- Aim of the task:
Scan the records below for lines with the word "Fraction", then state how many you find and nothing else.

- Material:
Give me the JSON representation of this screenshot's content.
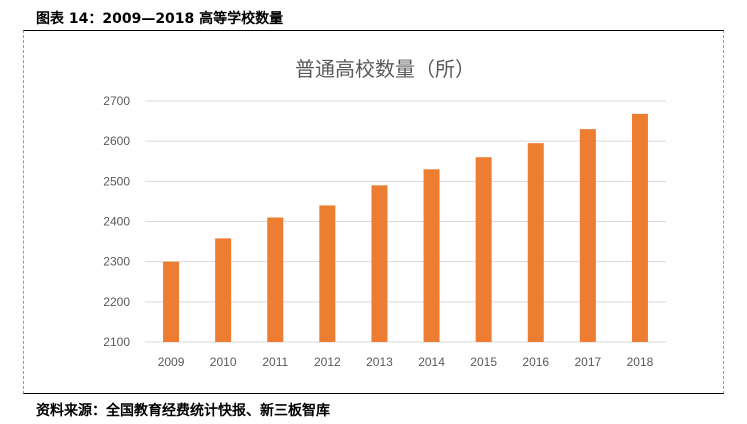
{
  "figure_title": "图表 14：2009—2018 高等学校数量",
  "source": "资料来源：全国教育经费统计快报、新三板智库",
  "chart_data": {
    "type": "bar",
    "title": "普通高校数量（所）",
    "categories": [
      "2009",
      "2010",
      "2011",
      "2012",
      "2013",
      "2014",
      "2015",
      "2016",
      "2017",
      "2018"
    ],
    "values": [
      2300,
      2358,
      2410,
      2440,
      2490,
      2530,
      2560,
      2595,
      2630,
      2668
    ],
    "ylim": [
      2100,
      2700
    ],
    "yticks": [
      "2100",
      "2200",
      "2300",
      "2400",
      "2500",
      "2600",
      "2700"
    ],
    "grid": true,
    "bar_color": "#ED7D31",
    "xlabel": "",
    "ylabel": ""
  }
}
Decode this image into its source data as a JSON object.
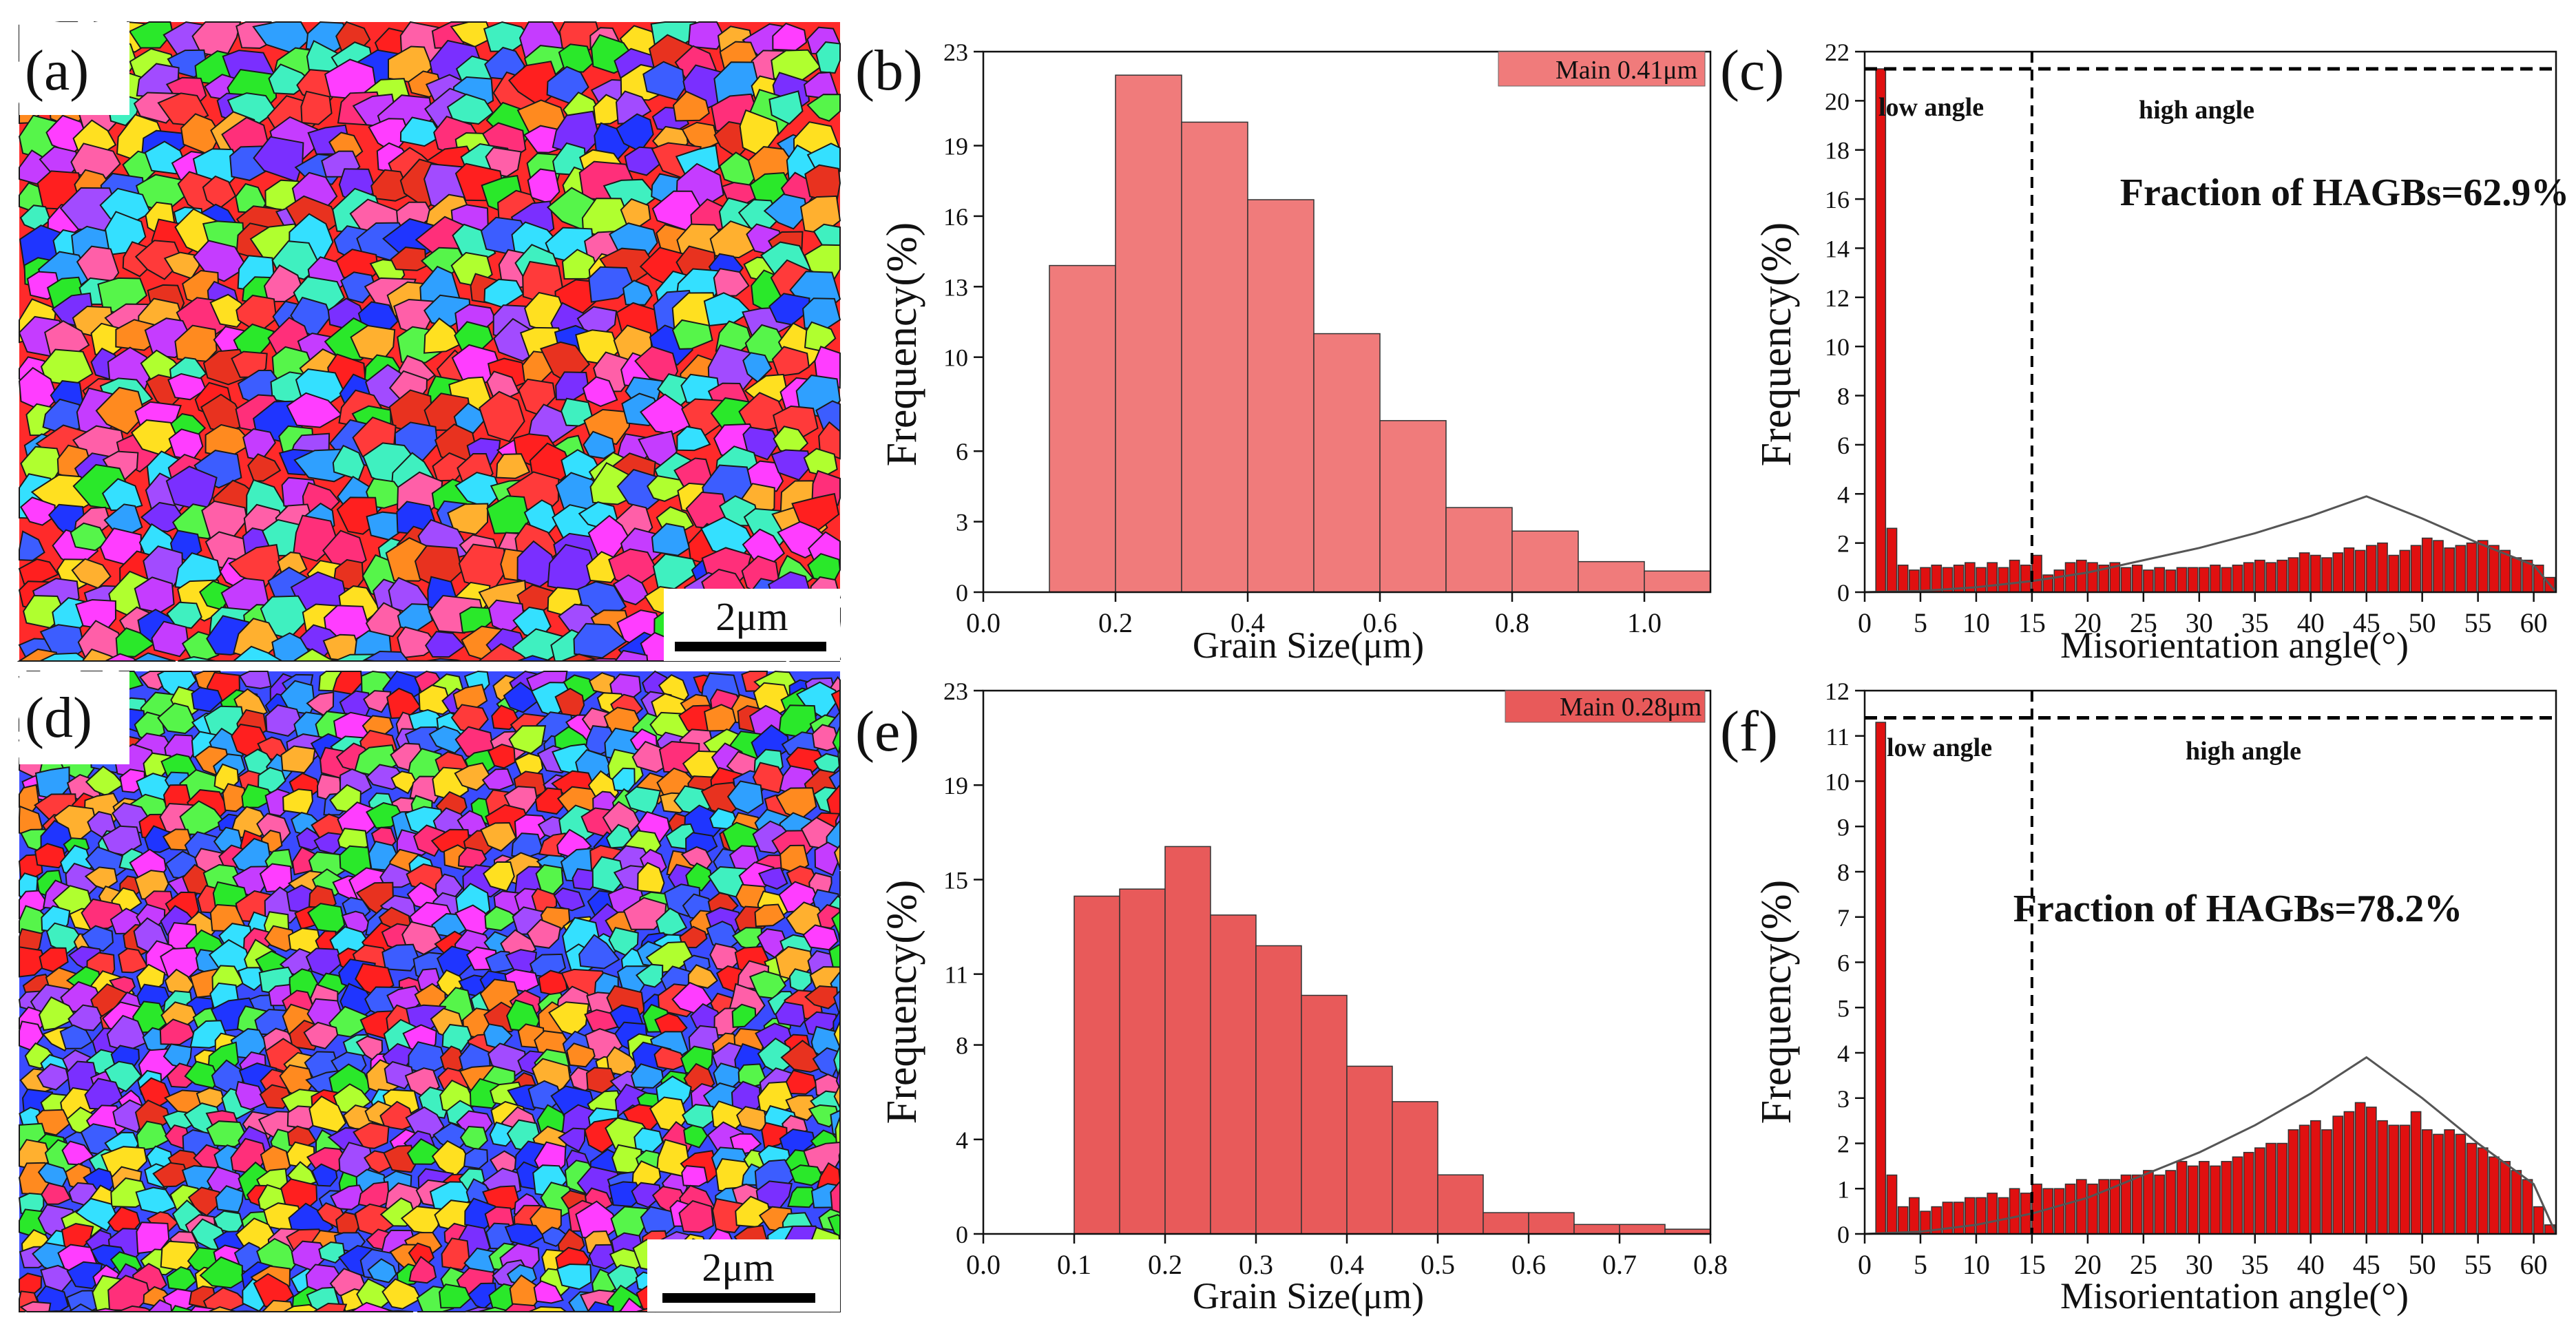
{
  "colors": {
    "bar_b": "#f07b7b",
    "bar_e": "#e85a5a",
    "bar_misorientation": "#e01010",
    "bar_stroke": "#333333",
    "axis": "#111111",
    "mackenzie_curve": "#555555",
    "ipf_palette": [
      "#ff1f1f",
      "#ff3a3a",
      "#e8321f",
      "#2ae82a",
      "#56f54a",
      "#1f35ff",
      "#3c5dff",
      "#ff3dff",
      "#c53cff",
      "#ffe020",
      "#ff8a1f",
      "#34e0ff",
      "#a24bff",
      "#ff5fa8",
      "#ffb02f",
      "#3ff0c0",
      "#ff2f7a",
      "#7a2fff",
      "#2fa0ff",
      "#b0ff2f"
    ]
  },
  "maps": [
    {
      "id": "a",
      "panel_label": "(a)",
      "scale_bar": "2μm"
    },
    {
      "id": "d",
      "panel_label": "(d)",
      "scale_bar": "2μm"
    }
  ],
  "chart_data": [
    {
      "id": "b",
      "panel_label": "(b)",
      "type": "bar",
      "title": "",
      "xlabel": "Grain Size(μm)",
      "ylabel": "Frequency(%)",
      "xlim": [
        0,
        1.1
      ],
      "ylim": [
        0,
        23
      ],
      "xticks": [
        0.0,
        0.2,
        0.4,
        0.6,
        0.8,
        1.0
      ],
      "xtick_labels": [
        "0.0",
        "0.2",
        "0.4",
        "0.6",
        "0.8",
        "1.0"
      ],
      "yticks": [
        0,
        3,
        6,
        10,
        13,
        16,
        19,
        23
      ],
      "ytick_labels": [
        "0",
        "3",
        "6",
        "10",
        "13",
        "16",
        "19",
        "23"
      ],
      "bin_width": 0.1,
      "bins_left": [
        0.0,
        0.1,
        0.2,
        0.3,
        0.4,
        0.5,
        0.6,
        0.7,
        0.8,
        0.9,
        1.0
      ],
      "values": [
        0,
        13.9,
        22.0,
        20.0,
        16.7,
        11.0,
        7.3,
        3.6,
        2.6,
        1.3,
        0.9
      ],
      "legend": "Main 0.41μm",
      "legend_position": "top-right"
    },
    {
      "id": "e",
      "panel_label": "(e)",
      "type": "bar",
      "title": "",
      "xlabel": "Grain Size(μm)",
      "ylabel": "Frequency(%)",
      "xlim": [
        0,
        0.8
      ],
      "ylim": [
        0,
        23
      ],
      "xticks": [
        0.0,
        0.1,
        0.2,
        0.3,
        0.4,
        0.5,
        0.6,
        0.7,
        0.8
      ],
      "xtick_labels": [
        "0.0",
        "0.1",
        "0.2",
        "0.3",
        "0.4",
        "0.5",
        "0.6",
        "0.7",
        "0.8"
      ],
      "yticks": [
        0,
        4,
        8,
        11,
        15,
        19,
        23
      ],
      "ytick_labels": [
        "0",
        "4",
        "8",
        "11",
        "15",
        "19",
        "23"
      ],
      "bin_width": 0.05,
      "bins_left": [
        0.1,
        0.15,
        0.2,
        0.25,
        0.3,
        0.35,
        0.4,
        0.45,
        0.5,
        0.55,
        0.6,
        0.65,
        0.7,
        0.75
      ],
      "values": [
        14.3,
        14.6,
        16.4,
        13.5,
        12.2,
        10.1,
        7.1,
        5.6,
        2.5,
        0.9,
        0.9,
        0.4,
        0.4,
        0.2
      ],
      "legend": "Main 0.28μm",
      "legend_position": "top-right"
    },
    {
      "id": "c",
      "panel_label": "(c)",
      "type": "bar",
      "title": "",
      "xlabel": "Misorientation angle(°)",
      "ylabel": "Frequency(%)",
      "xlim": [
        0,
        62
      ],
      "ylim": [
        0,
        22
      ],
      "xticks": [
        0,
        5,
        10,
        15,
        20,
        25,
        30,
        35,
        40,
        45,
        50,
        55,
        60
      ],
      "xtick_labels": [
        "0",
        "5",
        "10",
        "15",
        "20",
        "25",
        "30",
        "35",
        "40",
        "45",
        "50",
        "55",
        "60"
      ],
      "yticks": [
        0,
        2,
        4,
        6,
        8,
        10,
        12,
        14,
        16,
        18,
        20,
        22
      ],
      "ytick_labels": [
        "0",
        "2",
        "4",
        "6",
        "8",
        "10",
        "12",
        "14",
        "16",
        "18",
        "20",
        "22"
      ],
      "bin_width": 1,
      "bins_left": [
        1,
        2,
        3,
        4,
        5,
        6,
        7,
        8,
        9,
        10,
        11,
        12,
        13,
        14,
        15,
        16,
        17,
        18,
        19,
        20,
        21,
        22,
        23,
        24,
        25,
        26,
        27,
        28,
        29,
        30,
        31,
        32,
        33,
        34,
        35,
        36,
        37,
        38,
        39,
        40,
        41,
        42,
        43,
        44,
        45,
        46,
        47,
        48,
        49,
        50,
        51,
        52,
        53,
        54,
        55,
        56,
        57,
        58,
        59,
        60,
        61
      ],
      "values": [
        21.3,
        2.6,
        1.1,
        0.9,
        1.0,
        1.1,
        1.0,
        1.1,
        1.2,
        1.0,
        1.2,
        1.0,
        1.3,
        1.1,
        1.5,
        0.7,
        0.9,
        1.2,
        1.3,
        1.2,
        1.1,
        1.2,
        1.0,
        1.1,
        0.9,
        1.0,
        0.9,
        1.0,
        1.0,
        1.0,
        1.1,
        1.0,
        1.1,
        1.2,
        1.3,
        1.2,
        1.3,
        1.4,
        1.6,
        1.5,
        1.4,
        1.6,
        1.8,
        1.7,
        1.9,
        2.0,
        1.5,
        1.7,
        1.9,
        2.2,
        2.1,
        1.8,
        1.9,
        2.0,
        2.1,
        1.9,
        1.7,
        1.4,
        1.3,
        1.1,
        0.6
      ],
      "mackenzie_curve": {
        "x": [
          0,
          5,
          10,
          15,
          20,
          25,
          30,
          35,
          40,
          45,
          50,
          55,
          60,
          62
        ],
        "y": [
          0,
          0.05,
          0.2,
          0.45,
          0.8,
          1.3,
          1.8,
          2.4,
          3.1,
          3.9,
          3.0,
          2.0,
          1.1,
          0
        ]
      },
      "threshold_angle": 15,
      "reference_value": 21.3,
      "annotations": [
        "low angle",
        "high angle",
        "Fraction of HAGBs=62.9%"
      ]
    },
    {
      "id": "f",
      "panel_label": "(f)",
      "type": "bar",
      "title": "",
      "xlabel": "Misorientation angle(°)",
      "ylabel": "Frequency(%)",
      "xlim": [
        0,
        62
      ],
      "ylim": [
        0,
        12
      ],
      "xticks": [
        0,
        5,
        10,
        15,
        20,
        25,
        30,
        35,
        40,
        45,
        50,
        55,
        60
      ],
      "xtick_labels": [
        "0",
        "5",
        "10",
        "15",
        "20",
        "25",
        "30",
        "35",
        "40",
        "45",
        "50",
        "55",
        "60"
      ],
      "yticks": [
        0,
        1,
        2,
        3,
        4,
        5,
        6,
        7,
        8,
        9,
        10,
        11,
        12
      ],
      "ytick_labels": [
        "0",
        "1",
        "2",
        "3",
        "4",
        "5",
        "6",
        "7",
        "8",
        "9",
        "10",
        "11",
        "12"
      ],
      "bin_width": 1,
      "bins_left": [
        1,
        2,
        3,
        4,
        5,
        6,
        7,
        8,
        9,
        10,
        11,
        12,
        13,
        14,
        15,
        16,
        17,
        18,
        19,
        20,
        21,
        22,
        23,
        24,
        25,
        26,
        27,
        28,
        29,
        30,
        31,
        32,
        33,
        34,
        35,
        36,
        37,
        38,
        39,
        40,
        41,
        42,
        43,
        44,
        45,
        46,
        47,
        48,
        49,
        50,
        51,
        52,
        53,
        54,
        55,
        56,
        57,
        58,
        59,
        60,
        61
      ],
      "values": [
        11.3,
        1.3,
        0.6,
        0.8,
        0.5,
        0.6,
        0.7,
        0.7,
        0.8,
        0.8,
        0.9,
        0.8,
        1.0,
        0.9,
        1.1,
        1.0,
        1.0,
        1.1,
        1.2,
        1.1,
        1.2,
        1.2,
        1.3,
        1.3,
        1.4,
        1.3,
        1.4,
        1.6,
        1.5,
        1.6,
        1.5,
        1.6,
        1.7,
        1.8,
        1.9,
        2.0,
        2.0,
        2.3,
        2.4,
        2.5,
        2.3,
        2.6,
        2.7,
        2.9,
        2.8,
        2.5,
        2.4,
        2.4,
        2.7,
        2.3,
        2.2,
        2.3,
        2.2,
        2.0,
        1.9,
        1.7,
        1.6,
        1.4,
        1.2,
        0.6,
        0.2
      ],
      "mackenzie_curve": {
        "x": [
          0,
          5,
          10,
          15,
          20,
          25,
          30,
          35,
          40,
          45,
          50,
          55,
          60,
          62
        ],
        "y": [
          0,
          0.05,
          0.2,
          0.45,
          0.8,
          1.3,
          1.8,
          2.4,
          3.1,
          3.9,
          3.0,
          2.0,
          1.1,
          0
        ]
      },
      "threshold_angle": 15,
      "reference_value": 11.4,
      "annotations": [
        "low angle",
        "high angle",
        "Fraction of HAGBs=78.2%"
      ]
    }
  ]
}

- Written response:
2